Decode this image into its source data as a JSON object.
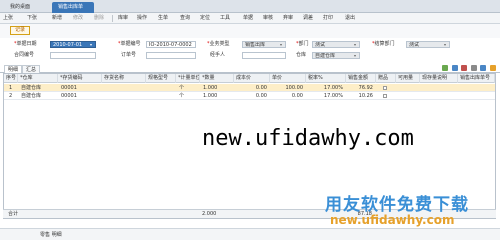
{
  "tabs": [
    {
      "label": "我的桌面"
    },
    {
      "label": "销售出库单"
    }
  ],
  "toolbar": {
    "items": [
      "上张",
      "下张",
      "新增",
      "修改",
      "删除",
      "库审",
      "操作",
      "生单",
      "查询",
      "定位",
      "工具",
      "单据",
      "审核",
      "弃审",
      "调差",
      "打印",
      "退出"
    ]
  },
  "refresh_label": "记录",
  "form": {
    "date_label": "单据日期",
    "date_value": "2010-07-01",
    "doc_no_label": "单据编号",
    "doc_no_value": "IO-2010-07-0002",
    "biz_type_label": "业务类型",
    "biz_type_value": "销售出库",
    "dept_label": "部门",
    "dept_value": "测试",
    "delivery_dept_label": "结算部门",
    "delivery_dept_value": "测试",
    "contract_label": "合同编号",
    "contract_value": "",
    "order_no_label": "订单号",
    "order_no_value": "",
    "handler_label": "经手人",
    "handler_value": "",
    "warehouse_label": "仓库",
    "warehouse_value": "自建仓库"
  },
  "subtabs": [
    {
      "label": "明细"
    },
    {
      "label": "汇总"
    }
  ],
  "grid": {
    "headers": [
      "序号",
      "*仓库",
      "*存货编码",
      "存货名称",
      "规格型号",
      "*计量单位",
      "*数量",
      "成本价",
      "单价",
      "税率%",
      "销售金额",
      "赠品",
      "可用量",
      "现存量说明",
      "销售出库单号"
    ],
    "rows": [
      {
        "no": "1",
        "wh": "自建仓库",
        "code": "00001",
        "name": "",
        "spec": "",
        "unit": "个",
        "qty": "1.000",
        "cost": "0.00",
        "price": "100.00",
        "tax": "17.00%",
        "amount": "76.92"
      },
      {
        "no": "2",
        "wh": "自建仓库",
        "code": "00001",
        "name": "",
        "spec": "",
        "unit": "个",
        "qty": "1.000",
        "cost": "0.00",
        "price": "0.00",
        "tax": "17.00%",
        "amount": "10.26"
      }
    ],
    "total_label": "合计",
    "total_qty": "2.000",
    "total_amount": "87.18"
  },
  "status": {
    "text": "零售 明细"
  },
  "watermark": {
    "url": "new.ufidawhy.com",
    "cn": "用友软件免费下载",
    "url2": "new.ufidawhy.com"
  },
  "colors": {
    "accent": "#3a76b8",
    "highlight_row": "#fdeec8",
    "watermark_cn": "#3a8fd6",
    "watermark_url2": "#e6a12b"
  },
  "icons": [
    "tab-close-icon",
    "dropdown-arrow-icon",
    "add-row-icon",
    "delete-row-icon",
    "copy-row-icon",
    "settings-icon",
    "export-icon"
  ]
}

---

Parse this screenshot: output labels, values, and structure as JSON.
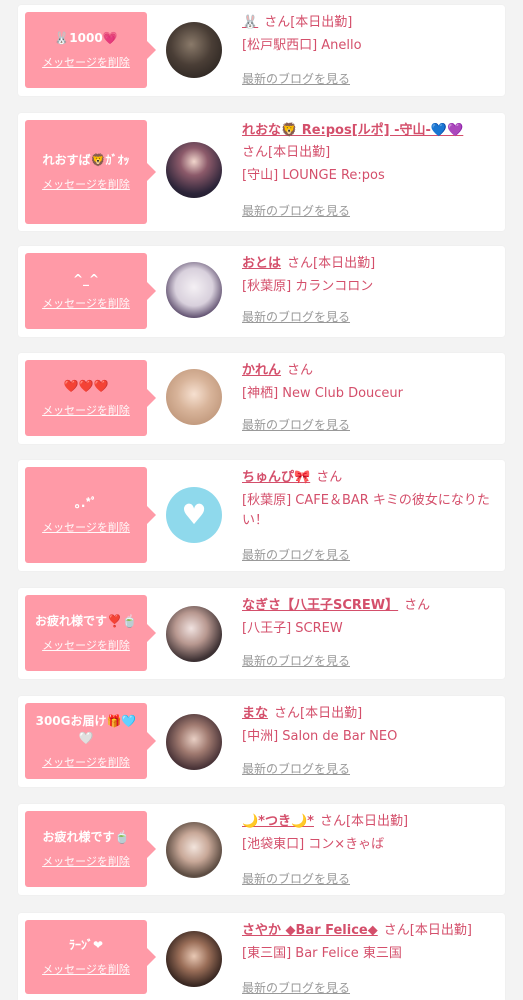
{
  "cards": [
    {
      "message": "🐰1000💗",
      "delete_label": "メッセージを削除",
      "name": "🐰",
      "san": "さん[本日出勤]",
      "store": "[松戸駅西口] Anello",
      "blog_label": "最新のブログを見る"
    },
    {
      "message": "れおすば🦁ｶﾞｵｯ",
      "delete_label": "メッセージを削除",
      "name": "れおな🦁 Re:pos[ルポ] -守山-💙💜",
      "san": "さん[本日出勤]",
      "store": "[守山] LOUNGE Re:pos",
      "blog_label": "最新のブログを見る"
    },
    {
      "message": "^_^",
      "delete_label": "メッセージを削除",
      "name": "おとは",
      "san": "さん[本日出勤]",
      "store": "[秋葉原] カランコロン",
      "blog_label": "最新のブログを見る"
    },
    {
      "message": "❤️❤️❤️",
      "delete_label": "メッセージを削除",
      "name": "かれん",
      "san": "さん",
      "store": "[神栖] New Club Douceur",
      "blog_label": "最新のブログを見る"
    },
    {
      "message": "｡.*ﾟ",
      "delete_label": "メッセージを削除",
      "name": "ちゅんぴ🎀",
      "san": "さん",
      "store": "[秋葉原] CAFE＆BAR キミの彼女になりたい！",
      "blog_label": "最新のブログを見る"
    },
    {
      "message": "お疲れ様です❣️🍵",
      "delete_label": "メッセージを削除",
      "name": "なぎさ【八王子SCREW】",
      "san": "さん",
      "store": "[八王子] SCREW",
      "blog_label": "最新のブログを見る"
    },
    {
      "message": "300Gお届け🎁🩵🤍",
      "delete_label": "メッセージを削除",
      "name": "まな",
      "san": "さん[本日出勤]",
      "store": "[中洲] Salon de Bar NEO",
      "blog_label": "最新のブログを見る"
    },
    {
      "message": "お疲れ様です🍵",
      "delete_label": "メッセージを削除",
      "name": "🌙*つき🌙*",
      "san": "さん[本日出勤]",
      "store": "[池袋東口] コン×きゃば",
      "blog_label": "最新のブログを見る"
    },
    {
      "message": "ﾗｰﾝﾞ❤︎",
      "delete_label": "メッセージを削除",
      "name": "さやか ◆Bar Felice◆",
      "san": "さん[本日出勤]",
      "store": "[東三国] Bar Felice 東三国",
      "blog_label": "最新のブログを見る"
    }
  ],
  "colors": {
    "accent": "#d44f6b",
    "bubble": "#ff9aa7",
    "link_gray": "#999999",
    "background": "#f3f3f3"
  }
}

==

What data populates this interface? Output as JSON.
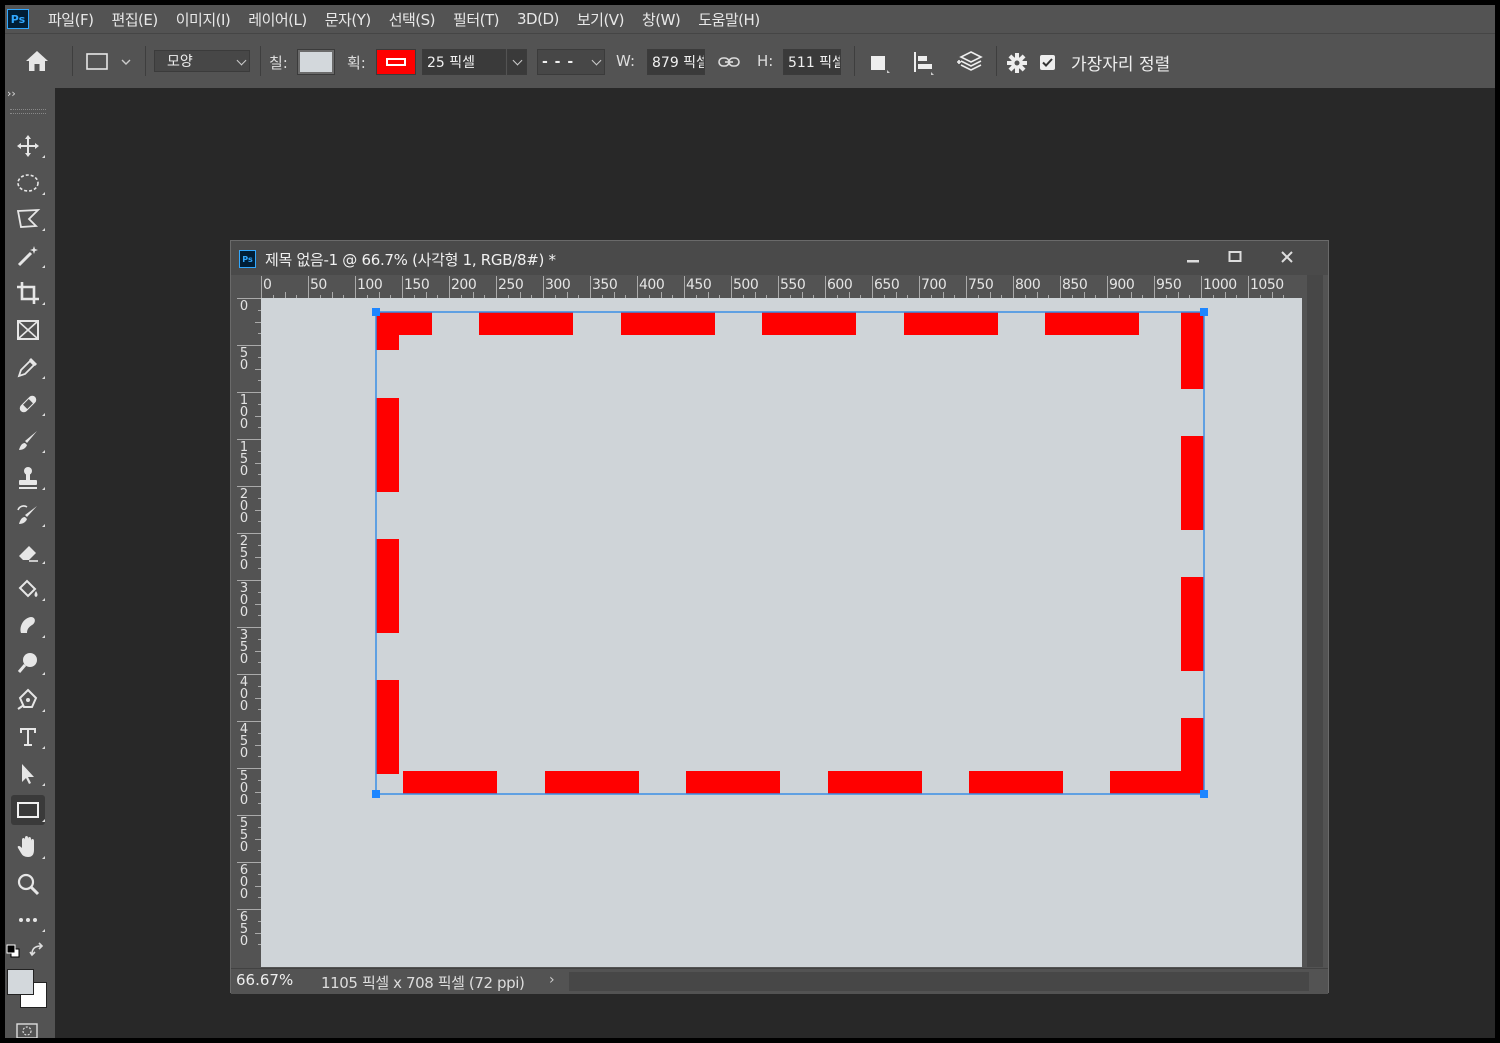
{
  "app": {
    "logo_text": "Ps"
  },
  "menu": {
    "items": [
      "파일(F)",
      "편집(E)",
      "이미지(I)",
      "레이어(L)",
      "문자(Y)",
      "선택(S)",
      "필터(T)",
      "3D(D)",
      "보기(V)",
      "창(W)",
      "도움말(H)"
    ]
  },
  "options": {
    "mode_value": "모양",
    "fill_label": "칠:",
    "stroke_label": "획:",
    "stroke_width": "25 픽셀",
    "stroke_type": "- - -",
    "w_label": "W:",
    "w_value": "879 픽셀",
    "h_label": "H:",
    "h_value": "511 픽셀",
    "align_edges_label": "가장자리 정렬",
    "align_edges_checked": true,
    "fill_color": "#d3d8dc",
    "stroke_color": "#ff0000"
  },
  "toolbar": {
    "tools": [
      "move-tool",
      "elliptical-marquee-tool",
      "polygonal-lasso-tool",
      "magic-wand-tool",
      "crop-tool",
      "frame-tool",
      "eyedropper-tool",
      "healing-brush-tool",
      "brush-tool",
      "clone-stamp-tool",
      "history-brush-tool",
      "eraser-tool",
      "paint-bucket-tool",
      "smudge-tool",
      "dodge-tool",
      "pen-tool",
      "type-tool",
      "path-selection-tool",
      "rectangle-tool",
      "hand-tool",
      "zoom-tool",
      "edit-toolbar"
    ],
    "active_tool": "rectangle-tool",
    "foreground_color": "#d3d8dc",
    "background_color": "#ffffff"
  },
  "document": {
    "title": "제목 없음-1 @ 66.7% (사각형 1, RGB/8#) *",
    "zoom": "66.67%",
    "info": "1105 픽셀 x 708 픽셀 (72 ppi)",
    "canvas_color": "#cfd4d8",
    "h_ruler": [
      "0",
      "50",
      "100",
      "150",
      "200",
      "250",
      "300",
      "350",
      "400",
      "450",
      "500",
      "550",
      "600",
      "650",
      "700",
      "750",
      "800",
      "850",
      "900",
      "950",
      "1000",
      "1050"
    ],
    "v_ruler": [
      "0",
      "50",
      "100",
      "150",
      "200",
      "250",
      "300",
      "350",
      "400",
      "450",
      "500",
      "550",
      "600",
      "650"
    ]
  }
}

= GIVEN EXERCISE =
Copy and report every line where the word "rectangle" is present.

= COMPLETED EXERCISE =
      "rectangle-tool",
    "active_tool": "rectangle-tool",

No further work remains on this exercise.